▶ [REQUIRED WORK]: Every line below that contains "frac" is to be copied.

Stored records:

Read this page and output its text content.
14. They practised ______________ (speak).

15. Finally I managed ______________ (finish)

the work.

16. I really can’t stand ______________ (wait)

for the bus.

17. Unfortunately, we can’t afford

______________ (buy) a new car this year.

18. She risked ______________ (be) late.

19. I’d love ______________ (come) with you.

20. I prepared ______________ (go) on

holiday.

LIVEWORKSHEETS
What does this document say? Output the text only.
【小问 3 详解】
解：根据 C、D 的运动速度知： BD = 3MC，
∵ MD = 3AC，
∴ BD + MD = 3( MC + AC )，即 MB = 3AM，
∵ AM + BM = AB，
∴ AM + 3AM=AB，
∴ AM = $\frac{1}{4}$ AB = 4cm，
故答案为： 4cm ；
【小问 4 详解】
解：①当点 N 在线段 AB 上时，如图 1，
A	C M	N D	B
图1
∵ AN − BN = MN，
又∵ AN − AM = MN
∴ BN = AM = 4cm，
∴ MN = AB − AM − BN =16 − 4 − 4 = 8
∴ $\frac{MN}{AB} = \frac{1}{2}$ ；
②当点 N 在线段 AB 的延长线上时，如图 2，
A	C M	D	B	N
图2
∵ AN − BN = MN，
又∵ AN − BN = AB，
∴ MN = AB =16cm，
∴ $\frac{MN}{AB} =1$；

▶ [EXERCISE RESPONSE]:
∴ AM = $\frac{1}{4}$ AB = 4cm，
∴ $\frac{MN}{AB} = \frac{1}{2}$ ；
∴ $\frac{MN}{AB} =1$；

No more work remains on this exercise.